## EXTRAIT SOURCE
-*-*-
Avec beaucoup moins de monde, il est possible d'organiser au Sahara une chasse fort palpitante. Il suffit, comme le raconte Maupassant, d'enfermer dans une caisse à savon un ourane (lézard) et une léfaa (vipère des sables) :
 
« Le combat de ces deux animaux est d'ailleurs plein d'intérêt. Il a lieu généralement dans une vieille caisse à savon. On y dépose le lézard qui se met à courir avec une singulière vitesse, cherchant à fuir; mais, dès qu'on a vidé dans la boîte le petit sac contenant la vipère, il devient immobile. Son oeil seul remue très vite. Puis il fait quelques pas rapides, comme s'il glissait, pour se rapprocher de l'ennemi, et il attend. La léfaa, de son côté, considère le lézard, sent le danger et se prépare à la bataille; puis, d'une détente elle se jette sur lui. Mais il est déjà loin, filant comme une flèche, à peine visible dans sa course. Il attaque à son tour, revenu d'une lancée avec une surprenante rapidité. La léfaa s'est retournée, et tend vers lui sa petite gueule ouverte prête à mordre de sa morsure foudroyante. Mais il a passé, frôlant le reptile qu'il regarde de nouveau, hors d'attente, de l'autre bout de la caisse.
 
« Et cela dure un quart d'heure, vingt minutes, parfois davantage. La léfaa, exaspérée, se fâche, rampe vers l'ourane qui fuit sans cesse, plus souple que le regard, revient, tourne, s'arrête, repart, épuise et affole son redoutable adversaire. Puis soudain, ayant choisi l'instant, il file dessus si vite qu'on aperçoit seulement la vipère convulsée, étranglée par la forte mâchoire triangulaire du lézard qui l'a saisie par le cou derrière les oreilles, juste à la place où la prennent les Arabes. (2) »
 

(1) Léon ROCHES. - Dix ans à travers l'Islam. 1834-1844. Paris, Perrin et Cie, 1904, in-18, p. 59 à 61.
(2) MAUPASSANT. - Au Soleil. Paris, Cosnard, 1928, in-8°, p. 120, 121, et 122.
-*-*-
## MATÉRIEL FOURNI
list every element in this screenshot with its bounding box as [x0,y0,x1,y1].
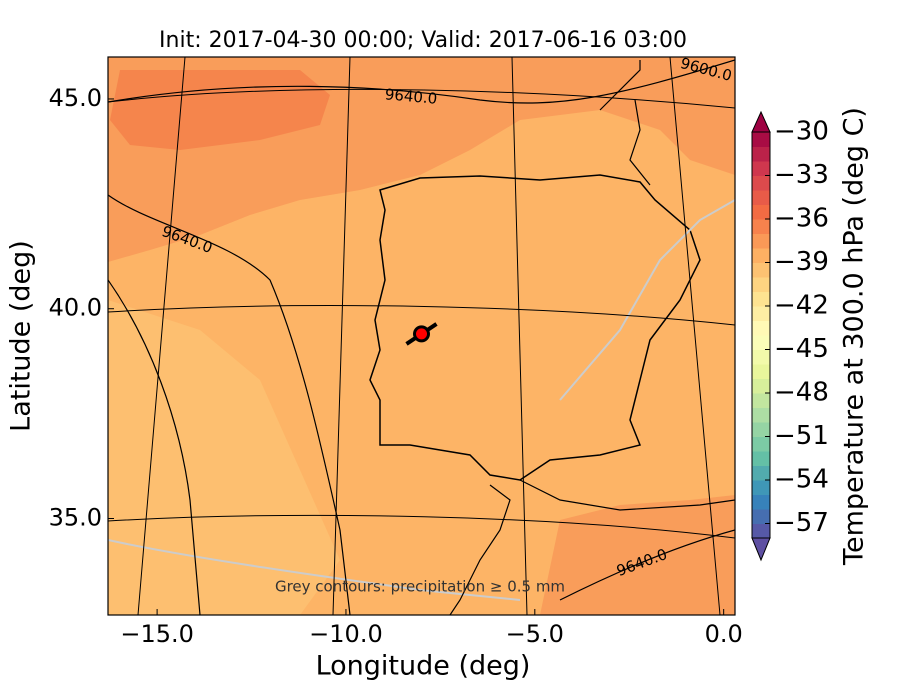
-*-*-
## EXERCICE PROPOSÉ 1
Réécrivez sous forme de liste le paragraphe de l'extrait source qui commence par « Et cela dure un quart d'heure », en conservant ses faits principaux.
## EXERCICE PROPOSÉ 2
D'après l'extrait source, dans quoi le combat entre les deux animaux a-t-il généralement lieu ?

## RÉPONSE RÉDIGÉE 1
- Le combat dure un quart d'heure, vingt minutes, parfois davantage.
- Exaspérée, la léfaa rampe vers l'ourane, qui fuit sans cesse.
- L'ourane revient, tourne, s'arrête et repart, épuisant et affolant son adversaire.
- Soudain, au moment qu'il a choisi, il fond sur la vipère.
- Il l'étrangle de sa forte mâchoire triangulaire en la saisissant par le cou derrière les oreilles, à l'endroit où la prennent les Arabes.

## RÉPONSE RÉDIGÉE 2
Il a généralement lieu dans une vieille caisse à savon.